Provided records ▸
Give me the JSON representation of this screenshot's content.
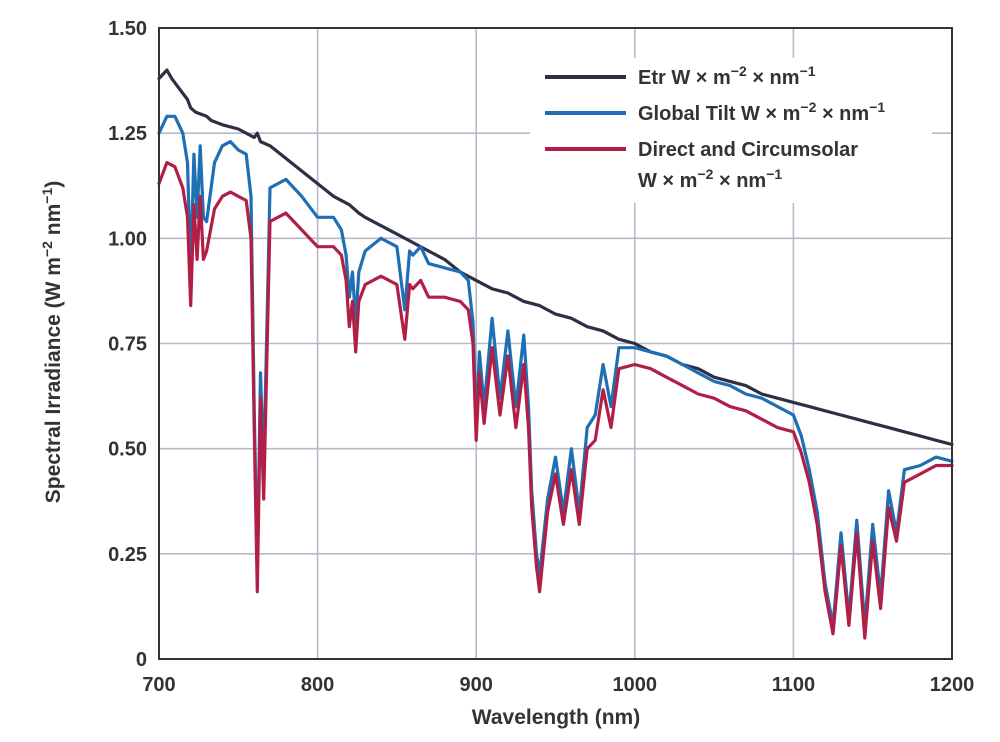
{
  "chart_data": {
    "type": "line",
    "title": "",
    "xlabel": "Wavelength (nm)",
    "ylabel": "Spectral Irradiance (W m",
    "ylabel_parts": {
      "base": "Spectral Irradiance (W m",
      "exp1": "−2",
      "mid": " nm",
      "exp2": "−1",
      "end": ")"
    },
    "xlim": [
      700,
      1200
    ],
    "ylim": [
      0,
      1.5
    ],
    "x_ticks": [
      700,
      800,
      900,
      1000,
      1100,
      1200
    ],
    "x_tick_labels": [
      "700",
      "800",
      "900",
      "1000",
      "1100",
      "1200"
    ],
    "y_ticks": [
      0,
      0.25,
      0.5,
      0.75,
      1.0,
      1.25,
      1.5
    ],
    "y_tick_labels": [
      "0",
      "0.25",
      "0.50",
      "0.75",
      "1.00",
      "1.25",
      "1.50"
    ],
    "grid": true,
    "legend_position": "top-right",
    "series": [
      {
        "name": "Etr W × m−2 × nm−1",
        "legend_parts": {
          "pre": "Etr W × m",
          "e1": "−2",
          "mid": " × nm",
          "e2": "−1"
        },
        "color": "#2e2f45",
        "x": [
          700,
          705,
          708,
          712,
          718,
          720,
          723,
          730,
          733,
          740,
          750,
          760,
          762,
          764,
          770,
          780,
          790,
          800,
          810,
          820,
          826,
          830,
          840,
          850,
          860,
          870,
          880,
          890,
          900,
          910,
          920,
          930,
          940,
          950,
          960,
          970,
          980,
          990,
          1000,
          1010,
          1020,
          1030,
          1040,
          1050,
          1060,
          1070,
          1080,
          1090,
          1100,
          1110,
          1120,
          1130,
          1140,
          1150,
          1160,
          1170,
          1180,
          1190,
          1200
        ],
        "y": [
          1.38,
          1.4,
          1.38,
          1.36,
          1.33,
          1.31,
          1.3,
          1.29,
          1.28,
          1.27,
          1.26,
          1.24,
          1.25,
          1.23,
          1.22,
          1.19,
          1.16,
          1.13,
          1.1,
          1.08,
          1.06,
          1.05,
          1.03,
          1.01,
          0.99,
          0.97,
          0.95,
          0.92,
          0.9,
          0.88,
          0.87,
          0.85,
          0.84,
          0.82,
          0.81,
          0.79,
          0.78,
          0.76,
          0.75,
          0.73,
          0.72,
          0.7,
          0.69,
          0.67,
          0.66,
          0.65,
          0.63,
          0.62,
          0.61,
          0.6,
          0.59,
          0.58,
          0.57,
          0.56,
          0.55,
          0.54,
          0.53,
          0.52,
          0.51
        ]
      },
      {
        "name": "Global Tilt W × m−2 × nm−1",
        "legend_parts": {
          "pre": "Global Tilt W × m",
          "e1": "−2",
          "mid": " × nm",
          "e2": "−1"
        },
        "color": "#1f6fb4",
        "x": [
          700,
          705,
          710,
          715,
          718,
          720,
          722,
          724,
          726,
          728,
          730,
          735,
          740,
          745,
          750,
          755,
          758,
          760,
          762,
          764,
          766,
          770,
          780,
          790,
          800,
          810,
          815,
          818,
          820,
          822,
          824,
          826,
          830,
          840,
          850,
          855,
          858,
          860,
          865,
          870,
          880,
          890,
          895,
          898,
          900,
          902,
          905,
          910,
          915,
          920,
          925,
          930,
          933,
          935,
          938,
          940,
          945,
          950,
          955,
          960,
          965,
          970,
          975,
          980,
          985,
          990,
          1000,
          1010,
          1020,
          1030,
          1040,
          1050,
          1060,
          1070,
          1080,
          1090,
          1100,
          1105,
          1110,
          1115,
          1120,
          1125,
          1130,
          1135,
          1140,
          1145,
          1150,
          1155,
          1160,
          1165,
          1170,
          1180,
          1190,
          1200
        ],
        "y": [
          1.25,
          1.29,
          1.29,
          1.25,
          1.18,
          0.92,
          1.2,
          1.05,
          1.22,
          1.05,
          1.04,
          1.18,
          1.22,
          1.23,
          1.21,
          1.2,
          1.1,
          0.6,
          0.2,
          0.68,
          0.45,
          1.12,
          1.14,
          1.1,
          1.05,
          1.05,
          1.02,
          0.96,
          0.86,
          0.92,
          0.8,
          0.92,
          0.97,
          1.0,
          0.98,
          0.83,
          0.97,
          0.96,
          0.98,
          0.94,
          0.93,
          0.92,
          0.9,
          0.8,
          0.55,
          0.73,
          0.6,
          0.81,
          0.62,
          0.78,
          0.6,
          0.77,
          0.6,
          0.4,
          0.25,
          0.2,
          0.38,
          0.48,
          0.35,
          0.5,
          0.35,
          0.55,
          0.58,
          0.7,
          0.6,
          0.74,
          0.74,
          0.73,
          0.72,
          0.7,
          0.68,
          0.66,
          0.65,
          0.63,
          0.62,
          0.6,
          0.58,
          0.53,
          0.45,
          0.35,
          0.18,
          0.08,
          0.3,
          0.1,
          0.33,
          0.08,
          0.32,
          0.15,
          0.4,
          0.3,
          0.45,
          0.46,
          0.48,
          0.47
        ]
      },
      {
        "name": "Direct and Circumsolar W × m−2 × nm−1",
        "legend_parts": {
          "line1": "Direct and Circumsolar",
          "pre": "W × m",
          "e1": "−2",
          "mid": " × nm",
          "e2": "−1"
        },
        "color": "#b11f46",
        "x": [
          700,
          705,
          710,
          715,
          718,
          720,
          722,
          724,
          726,
          728,
          730,
          735,
          740,
          745,
          750,
          755,
          758,
          760,
          762,
          764,
          766,
          770,
          780,
          790,
          800,
          810,
          815,
          818,
          820,
          822,
          824,
          826,
          830,
          840,
          850,
          855,
          858,
          860,
          865,
          870,
          880,
          890,
          895,
          898,
          900,
          902,
          905,
          910,
          915,
          920,
          925,
          930,
          933,
          935,
          938,
          940,
          945,
          950,
          955,
          960,
          965,
          970,
          975,
          980,
          985,
          990,
          1000,
          1010,
          1020,
          1030,
          1040,
          1050,
          1060,
          1070,
          1080,
          1090,
          1100,
          1105,
          1110,
          1115,
          1120,
          1125,
          1130,
          1135,
          1140,
          1145,
          1150,
          1155,
          1160,
          1165,
          1170,
          1180,
          1190,
          1200
        ],
        "y": [
          1.13,
          1.18,
          1.17,
          1.12,
          1.05,
          0.84,
          1.08,
          0.95,
          1.1,
          0.95,
          0.97,
          1.07,
          1.1,
          1.11,
          1.1,
          1.09,
          1.0,
          0.55,
          0.16,
          0.62,
          0.38,
          1.04,
          1.06,
          1.02,
          0.98,
          0.98,
          0.96,
          0.9,
          0.79,
          0.85,
          0.73,
          0.85,
          0.89,
          0.91,
          0.89,
          0.76,
          0.89,
          0.88,
          0.9,
          0.86,
          0.86,
          0.85,
          0.83,
          0.75,
          0.52,
          0.68,
          0.56,
          0.74,
          0.58,
          0.72,
          0.55,
          0.7,
          0.55,
          0.36,
          0.22,
          0.16,
          0.35,
          0.44,
          0.32,
          0.45,
          0.32,
          0.5,
          0.52,
          0.64,
          0.55,
          0.69,
          0.7,
          0.69,
          0.67,
          0.65,
          0.63,
          0.62,
          0.6,
          0.59,
          0.57,
          0.55,
          0.54,
          0.49,
          0.42,
          0.32,
          0.16,
          0.06,
          0.27,
          0.08,
          0.3,
          0.05,
          0.28,
          0.12,
          0.36,
          0.28,
          0.42,
          0.44,
          0.46,
          0.46
        ]
      }
    ]
  }
}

Short problem ▸ Gather each line of the listing that holds the string "Tilt".

Response to the exercise ▸
        "name": "Global Tilt W × m−2 × nm−1",
          "pre": "Global Tilt W × m",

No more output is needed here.